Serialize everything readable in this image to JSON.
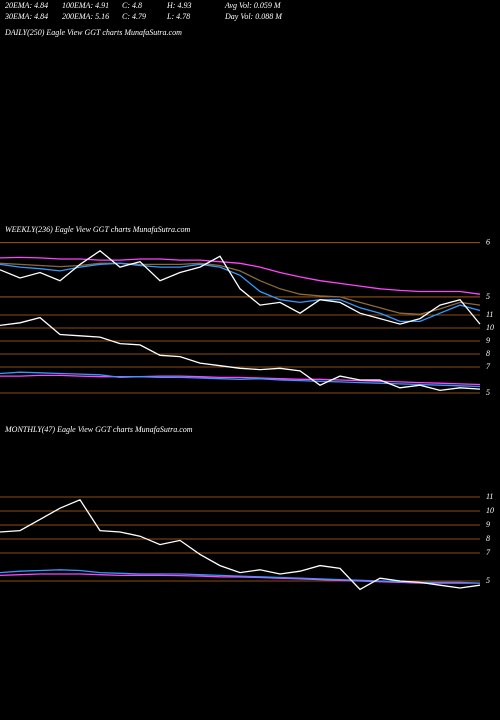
{
  "header": {
    "rows": [
      [
        "20EMA: 4.84",
        "100EMA: 4.91",
        "C: 4.8",
        "H: 4.93",
        "Avg Vol: 0.059 M"
      ],
      [
        "30EMA: 4.84",
        "200EMA: 5.16",
        "C: 4.79",
        "L: 4.78",
        "Day Vol: 0.088  M"
      ]
    ]
  },
  "chart_data": [
    {
      "type": "line",
      "title": "DAILY(250) Eagle  View  GGT charts MunafaSutra.com",
      "series": []
    },
    {
      "type": "line",
      "title": "WEEKLY(236) Eagle  View  GGT charts MunafaSutra.com",
      "ylim": [
        3.1,
        6.05
      ],
      "yticks": [
        6,
        5
      ],
      "y2lim": [
        4.46,
        16.77
      ],
      "y2ticks": [
        11,
        10,
        9,
        8,
        7,
        5
      ],
      "grid": true,
      "grid_color": "#b8661a",
      "series": [
        {
          "color": "#ff44ff",
          "values": [
            5.72,
            5.73,
            5.72,
            5.7,
            5.7,
            5.68,
            5.68,
            5.7,
            5.7,
            5.68,
            5.68,
            5.65,
            5.62,
            5.55,
            5.45,
            5.37,
            5.3,
            5.25,
            5.2,
            5.15,
            5.12,
            5.1,
            5.1,
            5.1,
            5.05
          ]
        },
        {
          "color": "#8b6a3a",
          "values": [
            5.62,
            5.6,
            5.58,
            5.56,
            5.58,
            5.62,
            5.62,
            5.6,
            5.6,
            5.6,
            5.62,
            5.58,
            5.48,
            5.3,
            5.15,
            5.05,
            5.02,
            5.0,
            4.9,
            4.8,
            4.7,
            4.68,
            4.78,
            4.9,
            4.85
          ]
        },
        {
          "color": "#3399ff",
          "values": [
            5.6,
            5.55,
            5.52,
            5.48,
            5.55,
            5.6,
            5.62,
            5.58,
            5.55,
            5.55,
            5.6,
            5.55,
            5.4,
            5.1,
            4.95,
            4.9,
            4.95,
            4.95,
            4.8,
            4.7,
            4.55,
            4.55,
            4.7,
            4.85,
            4.75
          ]
        },
        {
          "color": "#ffffff",
          "values": [
            5.5,
            5.35,
            5.45,
            5.3,
            5.6,
            5.85,
            5.55,
            5.65,
            5.3,
            5.45,
            5.55,
            5.75,
            5.15,
            4.85,
            4.9,
            4.7,
            4.95,
            4.9,
            4.7,
            4.6,
            4.5,
            4.6,
            4.85,
            4.95,
            4.5
          ]
        },
        {
          "color": "#ff44ff",
          "axis": "y2",
          "values": [
            6.3,
            6.3,
            6.35,
            6.35,
            6.3,
            6.25,
            6.25,
            6.25,
            6.3,
            6.3,
            6.25,
            6.2,
            6.2,
            6.15,
            6.1,
            6.05,
            6.05,
            6.0,
            5.95,
            5.9,
            5.85,
            5.8,
            5.75,
            5.7,
            5.65
          ]
        },
        {
          "color": "#3399ff",
          "axis": "y2",
          "values": [
            6.5,
            6.6,
            6.55,
            6.5,
            6.45,
            6.4,
            6.2,
            6.25,
            6.2,
            6.2,
            6.15,
            6.1,
            6.05,
            6.1,
            6.0,
            5.95,
            5.9,
            5.85,
            5.8,
            5.75,
            5.7,
            5.65,
            5.6,
            5.55,
            5.5
          ]
        },
        {
          "color": "#ffffff",
          "axis": "y2",
          "values": [
            10.2,
            10.4,
            10.8,
            9.5,
            9.4,
            9.3,
            8.8,
            8.7,
            7.9,
            7.8,
            7.3,
            7.1,
            6.9,
            6.8,
            6.9,
            6.7,
            5.6,
            6.3,
            6.0,
            6.0,
            5.4,
            5.6,
            5.2,
            5.4,
            5.3
          ]
        }
      ]
    },
    {
      "type": "line",
      "title": "MONTHLY(47) Eagle  View  GGT charts MunafaSutra.com",
      "ylim": [
        3.64,
        11.5
      ],
      "yticks": [
        11,
        10,
        9,
        8,
        7,
        5
      ],
      "grid": true,
      "grid_color": "#b8661a",
      "series": [
        {
          "color": "#ff44ff",
          "values": [
            5.4,
            5.45,
            5.5,
            5.5,
            5.5,
            5.45,
            5.4,
            5.4,
            5.4,
            5.38,
            5.35,
            5.3,
            5.28,
            5.25,
            5.2,
            5.15,
            5.1,
            5.05,
            5.0,
            4.95,
            4.9,
            4.85,
            4.85,
            4.85,
            4.85
          ]
        },
        {
          "color": "#3399ff",
          "values": [
            5.6,
            5.7,
            5.75,
            5.8,
            5.75,
            5.6,
            5.55,
            5.5,
            5.5,
            5.5,
            5.45,
            5.4,
            5.35,
            5.3,
            5.25,
            5.2,
            5.15,
            5.1,
            5.05,
            5.0,
            4.95,
            4.9,
            4.9,
            4.9,
            4.85
          ]
        },
        {
          "color": "#ffffff",
          "values": [
            8.5,
            8.6,
            9.4,
            10.2,
            10.8,
            8.6,
            8.5,
            8.2,
            7.6,
            7.9,
            6.9,
            6.1,
            5.6,
            5.8,
            5.5,
            5.7,
            6.1,
            5.9,
            4.4,
            5.2,
            5.0,
            4.9,
            4.7,
            4.5,
            4.7
          ]
        }
      ]
    }
  ]
}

- - - -

- _Objective_:
Return the lines of the records that include the string "View".

- _Task solution_:
      "title": "DAILY(250) Eagle  View  GGT charts MunafaSutra.com",
      "title": "WEEKLY(236) Eagle  View  GGT charts MunafaSutra.com",
      "title": "MONTHLY(47) Eagle  View  GGT charts MunafaSutra.com",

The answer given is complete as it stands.